Extrait du document >>
━━━━━━━━━━
Par Sindbad Hammache · Le Journal des Arts

Le 26 décembre 2023 - 959 mots

Après sa réhabilitation, le Musée d’art et d’histoire de la ville devient un Musée des beaux-arts. Un parcours malin, s’appuyant sur l’histoire des collections, donne une cohérence à un ensemble hétéroclite.

Le Musée des beaux-arts de Draguignan. © Gaël Delaite/Ville de Draguignan.
Le Musée des beaux-arts de Draguignan.
© Gaël Delaite /Ville de Draguignan.

Draguignan (Var). Perte de l’activité administrative lors du transfert en 1974 de la préfecture du Var à Toulon, puis dans les années 1990 de la gare SNCF : le demi-siècle qui vient de s’écouler fut une lente dégradation pour Draguignan. Lorsqu’en 2021 le Var décide d’y ouvrir son Hôtel départemental des expositions, c’est une forme « d’équité territoriale » qui est rétablie, comme l’analyse le maire Richard Strambio (Divers centre). Et avec l’inauguration de l’un des rares musée de beaux-arts du département, le 16 novembre, c’est un peu du lustre d’antan que la ville reconquiert : « Draguignan devient peu à peu la capitale culturelle du Var », s’emballe même un internaute sur le réseau social X (ex-Twitter).

La transformation est radicale pour ce vieux musée d’art et d’histoire, qui puise son origine dans un musée-bibliothèque conservant les saisies révolutionnaires, installé en 1794 dans un ancien couvent de la ville. Les collections d’art sont transférées en 1888 dans l’ancien palais d’été de l’évêque de Fréjus, dans lequel elles cohabitent avec la bibliothèque jusqu’en 2017. Mais le maire, Richard Strambio, qui connaît la diversité des collections endormies dans les réserves, souhaite étendre le musée, le faire changer de dimensions. Pour ce faire, il donne carte blanche à de jeunes conservateurs : Grégoire Hallé, qui fait ses premières armes dans le Var avant d’être appelé au Musée des beaux-arts de Chartres, puis Yohan Rimaud, qui finalise l’ouverture, fort de son expérience acquise sur le chantier du Musée de Besançon.

« Un parcours en salons »
━━━━━━━━━━
Entrées de mise en page à partir d'images:
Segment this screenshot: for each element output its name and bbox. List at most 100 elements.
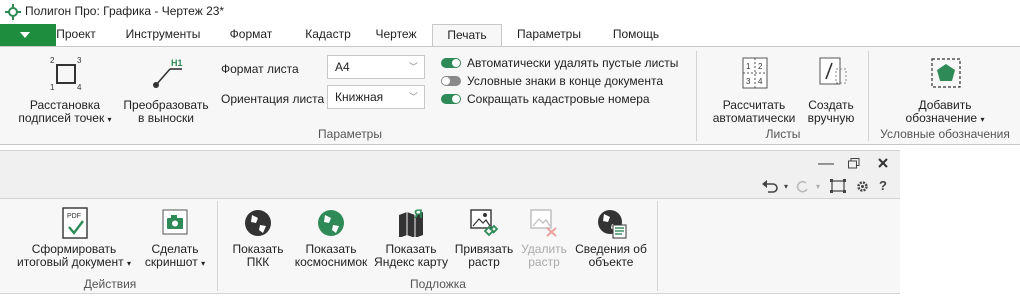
- remove-raster-line2: растр: [528, 255, 560, 269]
- object-info-line2: объекте: [588, 255, 634, 269]
- redo-icon[interactable]: [796, 179, 810, 193]
- minimize-icon[interactable]: —: [818, 156, 834, 172]
- svg-text:H1: H1: [171, 58, 183, 68]
- dropdown-arrow-icon: ▾: [107, 115, 112, 124]
- add-symbol-button[interactable]: Добавить обозначение ▾: [890, 53, 1000, 127]
- camera-icon: [162, 209, 188, 235]
- add-symbol-line2: обозначение: [905, 111, 978, 125]
- window-title: Полигон Про: Графика - Чертеж 23*: [25, 4, 225, 18]
- point-labels-icon: 2 3 1 4: [50, 56, 82, 91]
- remove-raster-button[interactable]: Удалить растр: [516, 205, 572, 271]
- convert-line2: в выноски: [138, 111, 194, 125]
- show-yandex-line2: Яндекс карту: [374, 255, 448, 269]
- ribbon-panel: 2 3 1 4 Расстановка подписей точек ▾ H1 …: [0, 46, 1020, 145]
- tab-project[interactable]: Проект: [56, 24, 96, 46]
- tab-cadastre[interactable]: Кадастр: [296, 24, 360, 46]
- group-divider: [868, 51, 869, 141]
- show-satellite-button[interactable]: Показать космоснимок: [290, 205, 372, 271]
- sheet-format-select[interactable]: A4 ﹀: [327, 55, 425, 79]
- svg-text:2: 2: [758, 62, 763, 71]
- app-menu-button[interactable]: [0, 24, 56, 46]
- sheet-pencil-icon: [819, 57, 847, 85]
- group-label-actions: Действия: [83, 277, 137, 291]
- generate-document-line2: итоговый документ: [17, 255, 124, 269]
- screenshot-button[interactable]: Сделать скриншот ▾: [140, 205, 210, 271]
- group-label-substrate: Подложка: [410, 277, 466, 291]
- svg-text:3: 3: [746, 77, 751, 86]
- toggle-shorten-numbers-label: Сокращать кадастровые номера: [467, 92, 650, 106]
- sheet-orientation-value: Книжная: [335, 90, 384, 104]
- dropdown-arrow-icon: ▾: [126, 259, 131, 268]
- svg-text:4: 4: [758, 77, 763, 86]
- group-label-sheets: Листы: [765, 127, 801, 141]
- sheet-format-value: A4: [335, 60, 350, 74]
- close-icon[interactable]: [878, 158, 888, 168]
- add-symbol-icon: [931, 58, 961, 88]
- screenshot-line2: скриншот: [144, 255, 198, 269]
- chevron-down-icon: ﹀: [408, 62, 418, 72]
- dropdown-arrow-icon: ▾: [980, 115, 985, 124]
- toggle-remove-empty-sheets[interactable]: [441, 58, 461, 68]
- calc-auto-button[interactable]: 1 2 3 4 Рассчитать автоматически: [706, 53, 802, 127]
- settings-icon[interactable]: [856, 180, 869, 193]
- dropdown-arrow-icon: ▾: [201, 259, 206, 268]
- restore-icon[interactable]: [848, 158, 860, 169]
- globe-info-icon: [598, 210, 627, 239]
- callout-icon: H1: [153, 58, 183, 88]
- fit-view-icon[interactable]: [830, 179, 846, 193]
- sheet-grid-icon: 1 2 3 4: [742, 57, 768, 89]
- create-manual-button[interactable]: Создать вручную: [802, 53, 860, 127]
- svg-text:2: 2: [50, 56, 55, 65]
- globe-dark-icon: [245, 210, 271, 236]
- svg-text:1: 1: [50, 83, 55, 91]
- bind-raster-line2: растр: [468, 255, 500, 269]
- tab-drawing[interactable]: Чертеж: [368, 24, 424, 46]
- redo-dropdown-icon[interactable]: ▾: [816, 180, 820, 194]
- secondary-ribbon: PDF Сформировать итоговый документ ▾ Сде…: [0, 198, 900, 294]
- title-bar: Полигон Про: Графика - Чертеж 23*: [0, 0, 1020, 24]
- help-icon[interactable]: ?: [879, 179, 887, 193]
- yandex-map-icon: Я: [399, 207, 423, 237]
- toggle-legend-at-end[interactable]: [441, 76, 461, 86]
- convert-callouts-button[interactable]: H1 Преобразовать в выноски: [120, 53, 212, 127]
- tab-tools[interactable]: Инструменты: [118, 24, 208, 46]
- calc-auto-line2: автоматически: [712, 111, 796, 125]
- object-info-button[interactable]: Сведения об объекте: [572, 205, 650, 271]
- tab-help[interactable]: Помощь: [604, 24, 668, 46]
- tab-print[interactable]: Печать: [432, 24, 502, 47]
- toggle-remove-empty-sheets-label: Автоматически удалять пустые листы: [467, 56, 679, 70]
- group-divider: [657, 201, 658, 291]
- tab-parameters[interactable]: Параметры: [510, 24, 588, 46]
- dropdown-arrow-icon: [20, 32, 30, 38]
- app-logo-icon: [5, 4, 21, 20]
- show-satellite-line2: космоснимок: [294, 255, 368, 269]
- toggle-shorten-numbers[interactable]: [441, 94, 461, 104]
- group-label-parameters: Параметры: [318, 127, 382, 141]
- undo-dropdown-icon[interactable]: ▾: [784, 180, 788, 194]
- image-link-icon: [470, 209, 498, 237]
- sheet-format-label: Формат листа: [221, 62, 299, 76]
- svg-text:3: 3: [77, 56, 82, 65]
- point-labels-button[interactable]: 2 3 1 4 Расстановка подписей точек ▾: [10, 53, 120, 127]
- ribbon-tabs: Проект Инструменты Формат Кадастр Чертеж…: [0, 24, 1020, 47]
- svg-text:Я: Я: [414, 207, 423, 221]
- chevron-down-icon: ﹀: [408, 92, 418, 102]
- svg-text:1: 1: [746, 62, 751, 71]
- show-pkk-line2: ПКК: [246, 255, 270, 269]
- pdf-document-icon: PDF: [62, 207, 88, 239]
- show-yandex-map-button[interactable]: Я Показать Яндекс карту: [372, 205, 450, 271]
- group-label-symbols: Условные обозначения: [880, 127, 1010, 141]
- image-remove-icon: [530, 209, 557, 237]
- svg-text:4: 4: [77, 83, 82, 91]
- group-divider: [217, 201, 218, 291]
- globe-green-icon: [318, 210, 344, 236]
- svg-text:PDF: PDF: [67, 213, 81, 220]
- bind-raster-button[interactable]: Привязать растр: [452, 205, 516, 271]
- toggle-legend-at-end-label: Условные знаки в конце документа: [467, 74, 664, 88]
- sheet-orientation-select[interactable]: Книжная ﹀: [327, 85, 425, 109]
- point-labels-line2: подписей точек: [18, 111, 105, 125]
- generate-document-button[interactable]: PDF Сформировать итоговый документ ▾: [10, 205, 138, 271]
- show-pkk-button[interactable]: Показать ПКК: [228, 205, 288, 271]
- tab-format[interactable]: Формат: [223, 24, 279, 46]
- undo-icon[interactable]: [762, 179, 778, 193]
━━━━━━━━━━
Consigne >>
Renvoie sans rien changer tout le passage de l'article sur le musée de Draguignan qui va de « Le Musée des beaux-arts de Draguignan. © » jusqu'à « social X (ex-Twitter). ».

Résultat obtenu >>
Le Musée des beaux-arts de Draguignan. © Gaël Delaite/Ville de Draguignan.
Le Musée des beaux-arts de Draguignan.
© Gaël Delaite /Ville de Draguignan.

Draguignan (Var). Perte de l’activité administrative lors du transfert en 1974 de la préfecture du Var à Toulon, puis dans les années 1990 de la gare SNCF : le demi-siècle qui vient de s’écouler fut une lente dégradation pour Draguignan. Lorsqu’en 2021 le Var décide d’y ouvrir son Hôtel départemental des expositions, c’est une forme « d’équité territoriale » qui est rétablie, comme l’analyse le maire Richard Strambio (Divers centre). Et avec l’inauguration de l’un des rares musée de beaux-arts du département, le 16 novembre, c’est un peu du lustre d’antan que la ville reconquiert : « Draguignan devient peu à peu la capitale culturelle du Var », s’emballe même un internaute sur le réseau social X (ex-Twitter).